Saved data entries

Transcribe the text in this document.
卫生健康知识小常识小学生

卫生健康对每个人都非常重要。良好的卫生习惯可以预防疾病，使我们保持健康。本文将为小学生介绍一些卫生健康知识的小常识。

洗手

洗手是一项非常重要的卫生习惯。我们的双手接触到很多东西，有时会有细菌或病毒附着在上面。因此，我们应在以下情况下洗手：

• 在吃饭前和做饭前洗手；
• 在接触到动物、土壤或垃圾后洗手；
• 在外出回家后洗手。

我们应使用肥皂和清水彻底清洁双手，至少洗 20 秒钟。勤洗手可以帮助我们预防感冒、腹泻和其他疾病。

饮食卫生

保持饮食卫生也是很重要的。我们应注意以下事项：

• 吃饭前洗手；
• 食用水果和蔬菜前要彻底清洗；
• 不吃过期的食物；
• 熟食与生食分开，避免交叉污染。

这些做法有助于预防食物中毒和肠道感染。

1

What needs to be done: In full and verbatim, repeat the records given above.

Answer in full:
Transcribe the text in this document.
卫生健康知识小常识小学生

卫生健康对每个人都非常重要。良好的卫生习惯可以预防疾病，使我们保持健康。本文将为小学生介绍一些卫生健康知识的小常识。

洗手

洗手是一项非常重要的卫生习惯。我们的双手接触到很多东西，有时会有细菌或病毒附着在上面。因此，我们应在以下情况下洗手：

• 在吃饭前和做饭前洗手；
• 在接触到动物、土壤或垃圾后洗手；
• 在外出回家后洗手。

我们应使用肥皂和清水彻底清洁双手，至少洗 20 秒钟。勤洗手可以帮助我们预防感冒、腹泻和其他疾病。

饮食卫生

保持饮食卫生也是很重要的。我们应注意以下事项：

• 吃饭前洗手；
• 食用水果和蔬菜前要彻底清洗；
• 不吃过期的食物；
• 熟食与生食分开，避免交叉污染。

这些做法有助于预防食物中毒和肠道感染。

1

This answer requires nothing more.